Raw records:
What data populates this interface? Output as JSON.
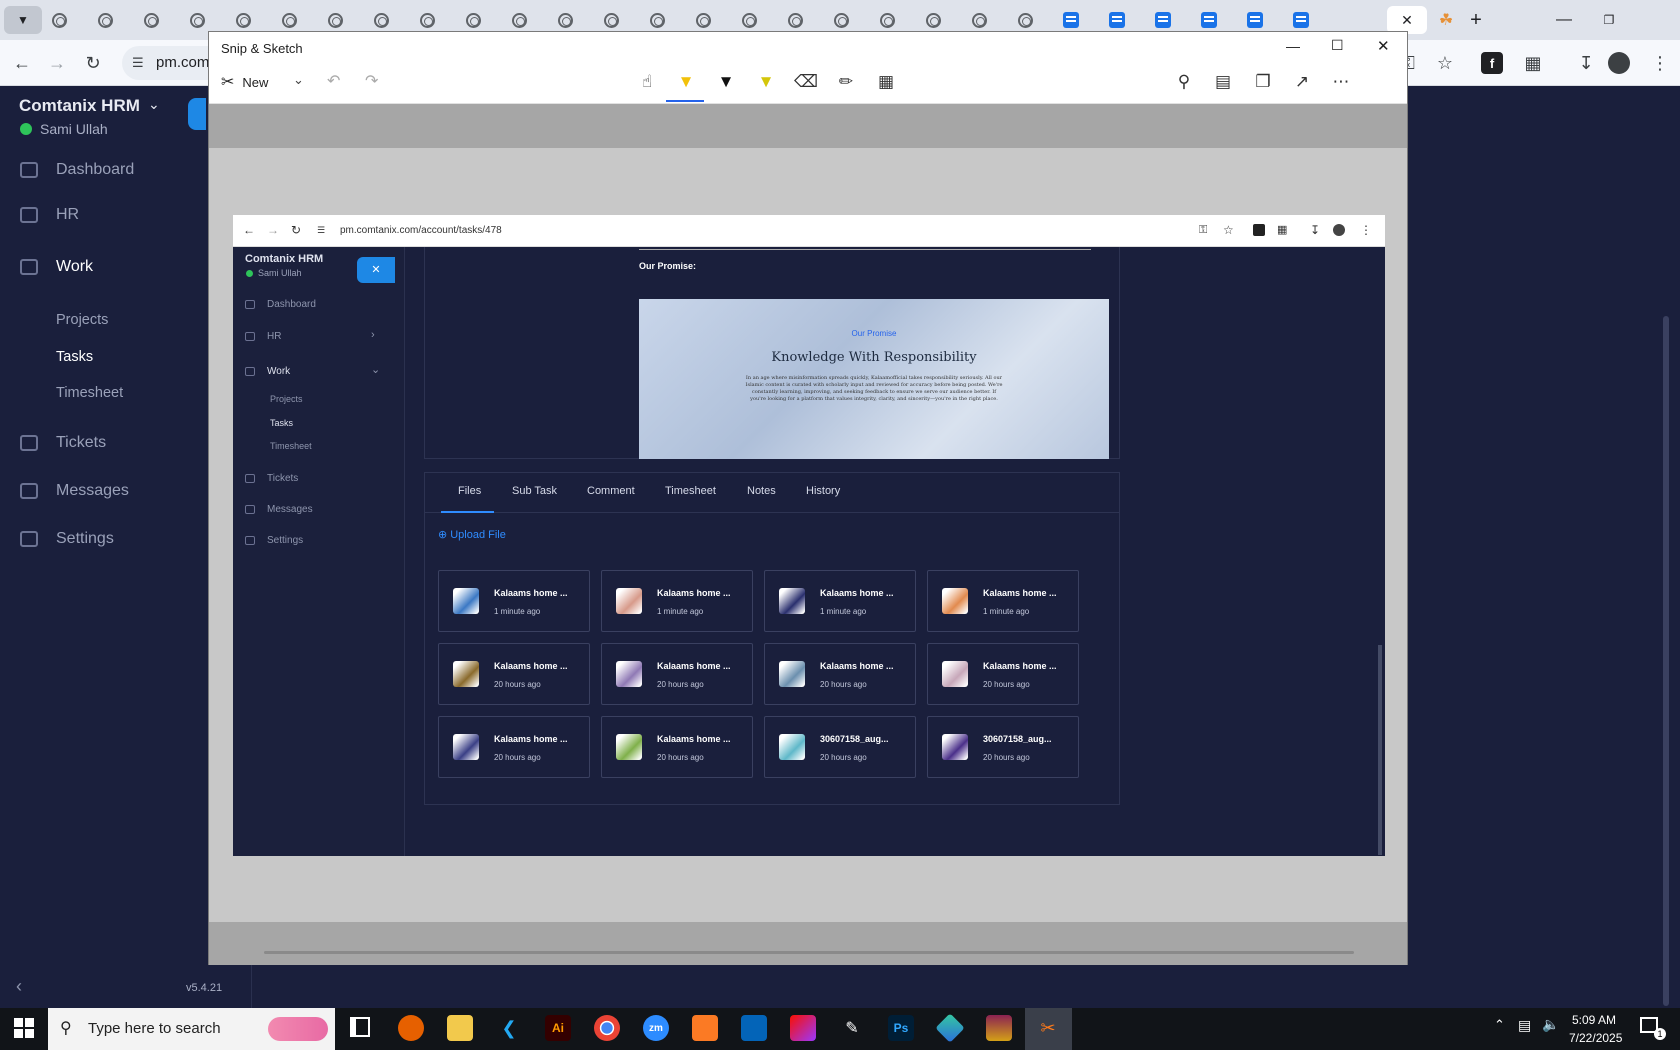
{
  "browser": {
    "url_partial": "pm.com",
    "tab_count": 28
  },
  "bg_app": {
    "brand": "Comtanix HRM",
    "user": "Sami Ullah",
    "nav": [
      {
        "label": "Dashboard",
        "icon": "home-icon"
      },
      {
        "label": "HR",
        "icon": "users-icon"
      },
      {
        "label": "Work",
        "icon": "briefcase-icon"
      },
      {
        "label": "Tickets",
        "icon": "headset-icon"
      },
      {
        "label": "Messages",
        "icon": "message-icon"
      },
      {
        "label": "Settings",
        "icon": "gear-icon"
      }
    ],
    "work_sub": [
      "Projects",
      "Tasks",
      "Timesheet"
    ],
    "version": "v5.4.21"
  },
  "snip": {
    "title": "Snip & Sketch",
    "new_label": "New",
    "tools": [
      "touch-writing-icon",
      "ballpoint-pen-icon",
      "pencil-icon",
      "highlighter-icon",
      "eraser-icon",
      "ruler-icon",
      "crop-icon"
    ],
    "right_tools": [
      "zoom-icon",
      "save-icon",
      "copy-icon",
      "share-icon",
      "more-icon"
    ]
  },
  "inner": {
    "url": "pm.comtanix.com/account/tasks/478",
    "brand": "Comtanix HRM",
    "user": "Sami Ullah",
    "nav": [
      "Dashboard",
      "HR",
      "Work",
      "Tickets",
      "Messages",
      "Settings"
    ],
    "work_sub": [
      "Projects",
      "Tasks",
      "Timesheet"
    ],
    "promise_heading": "Our Promise:",
    "promise_kicker": "Our Promise",
    "promise_title": "Knowledge With Responsibility",
    "promise_body": "In an age where misinformation spreads quickly, Kalaamofficial takes responsibility seriously. All our Islamic content is curated with scholarly input and reviewed for accuracy before being posted. We're constantly learning, improving, and seeking feedback to ensure we serve our audience better. If you're looking for a platform that values integrity, clarity, and sincerity—you're in the right place.",
    "tabs": [
      "Files",
      "Sub Task",
      "Comment",
      "Timesheet",
      "Notes",
      "History"
    ],
    "active_tab": "Files",
    "upload_label": "Upload File",
    "files": [
      {
        "name": "Kalaams home ...",
        "time": "1 minute ago",
        "color": "#3b78c4"
      },
      {
        "name": "Kalaams home ...",
        "time": "1 minute ago",
        "color": "#d79a8a"
      },
      {
        "name": "Kalaams home ...",
        "time": "1 minute ago",
        "color": "#2a2f6e"
      },
      {
        "name": "Kalaams home ...",
        "time": "1 minute ago",
        "color": "#e28a4e"
      },
      {
        "name": "Kalaams home ...",
        "time": "20 hours ago",
        "color": "#8a6a2c"
      },
      {
        "name": "Kalaams home ...",
        "time": "20 hours ago",
        "color": "#8f79b5"
      },
      {
        "name": "Kalaams home ...",
        "time": "20 hours ago",
        "color": "#6b8fae"
      },
      {
        "name": "Kalaams home ...",
        "time": "20 hours ago",
        "color": "#c7a7b9"
      },
      {
        "name": "Kalaams home ...",
        "time": "20 hours ago",
        "color": "#3a3f86"
      },
      {
        "name": "Kalaams home ...",
        "time": "20 hours ago",
        "color": "#7fb04a"
      },
      {
        "name": "30607158_aug...",
        "time": "20 hours ago",
        "color": "#5fb8c9"
      },
      {
        "name": "30607158_aug...",
        "time": "20 hours ago",
        "color": "#4a2f8a"
      }
    ]
  },
  "taskbar": {
    "search_placeholder": "Type here to search",
    "time": "5:09 AM",
    "date": "7/22/2025",
    "notification_count": "1",
    "apps": [
      "firefox-icon",
      "file-explorer-icon",
      "vscode-icon",
      "illustrator-icon",
      "chrome-icon",
      "zoom-icon",
      "xampp-icon",
      "outlook-icon",
      "creative-cloud-icon",
      "pen-icon",
      "photoshop-icon",
      "app-icon",
      "winrar-icon",
      "snip-sketch-icon"
    ],
    "ai_label": "Ai",
    "ps_label": "Ps",
    "zm_label": "zm"
  }
}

Requirements: Copy every entry word for word, but omit the pictures.

Full output:
What data populates this interface? Output as JSON.
{
  "browser": {
    "url_partial": "pm.com",
    "tab_count": 28
  },
  "bg_app": {
    "brand": "Comtanix HRM",
    "user": "Sami Ullah",
    "nav": [
      {
        "label": "Dashboard",
        "icon": "home-icon"
      },
      {
        "label": "HR",
        "icon": "users-icon"
      },
      {
        "label": "Work",
        "icon": "briefcase-icon"
      },
      {
        "label": "Tickets",
        "icon": "headset-icon"
      },
      {
        "label": "Messages",
        "icon": "message-icon"
      },
      {
        "label": "Settings",
        "icon": "gear-icon"
      }
    ],
    "work_sub": [
      "Projects",
      "Tasks",
      "Timesheet"
    ],
    "version": "v5.4.21"
  },
  "snip": {
    "title": "Snip & Sketch",
    "new_label": "New",
    "tools": [
      "touch-writing-icon",
      "ballpoint-pen-icon",
      "pencil-icon",
      "highlighter-icon",
      "eraser-icon",
      "ruler-icon",
      "crop-icon"
    ],
    "right_tools": [
      "zoom-icon",
      "save-icon",
      "copy-icon",
      "share-icon",
      "more-icon"
    ]
  },
  "inner": {
    "url": "pm.comtanix.com/account/tasks/478",
    "brand": "Comtanix HRM",
    "user": "Sami Ullah",
    "nav": [
      "Dashboard",
      "HR",
      "Work",
      "Tickets",
      "Messages",
      "Settings"
    ],
    "work_sub": [
      "Projects",
      "Tasks",
      "Timesheet"
    ],
    "promise_heading": "Our Promise:",
    "promise_kicker": "Our Promise",
    "promise_title": "Knowledge With Responsibility",
    "promise_body": "In an age where misinformation spreads quickly, Kalaamofficial takes responsibility seriously. All our Islamic content is curated with scholarly input and reviewed for accuracy before being posted. We're constantly learning, improving, and seeking feedback to ensure we serve our audience better. If you're looking for a platform that values integrity, clarity, and sincerity—you're in the right place.",
    "tabs": [
      "Files",
      "Sub Task",
      "Comment",
      "Timesheet",
      "Notes",
      "History"
    ],
    "active_tab": "Files",
    "upload_label": "Upload File",
    "files": [
      {
        "name": "Kalaams home ...",
        "time": "1 minute ago",
        "color": "#3b78c4"
      },
      {
        "name": "Kalaams home ...",
        "time": "1 minute ago",
        "color": "#d79a8a"
      },
      {
        "name": "Kalaams home ...",
        "time": "1 minute ago",
        "color": "#2a2f6e"
      },
      {
        "name": "Kalaams home ...",
        "time": "1 minute ago",
        "color": "#e28a4e"
      },
      {
        "name": "Kalaams home ...",
        "time": "20 hours ago",
        "color": "#8a6a2c"
      },
      {
        "name": "Kalaams home ...",
        "time": "20 hours ago",
        "color": "#8f79b5"
      },
      {
        "name": "Kalaams home ...",
        "time": "20 hours ago",
        "color": "#6b8fae"
      },
      {
        "name": "Kalaams home ...",
        "time": "20 hours ago",
        "color": "#c7a7b9"
      },
      {
        "name": "Kalaams home ...",
        "time": "20 hours ago",
        "color": "#3a3f86"
      },
      {
        "name": "Kalaams home ...",
        "time": "20 hours ago",
        "color": "#7fb04a"
      },
      {
        "name": "30607158_aug...",
        "time": "20 hours ago",
        "color": "#5fb8c9"
      },
      {
        "name": "30607158_aug...",
        "time": "20 hours ago",
        "color": "#4a2f8a"
      }
    ]
  },
  "taskbar": {
    "search_placeholder": "Type here to search",
    "time": "5:09 AM",
    "date": "7/22/2025",
    "notification_count": "1",
    "apps": [
      "firefox-icon",
      "file-explorer-icon",
      "vscode-icon",
      "illustrator-icon",
      "chrome-icon",
      "zoom-icon",
      "xampp-icon",
      "outlook-icon",
      "creative-cloud-icon",
      "pen-icon",
      "photoshop-icon",
      "app-icon",
      "winrar-icon",
      "snip-sketch-icon"
    ],
    "ai_label": "Ai",
    "ps_label": "Ps",
    "zm_label": "zm"
  }
}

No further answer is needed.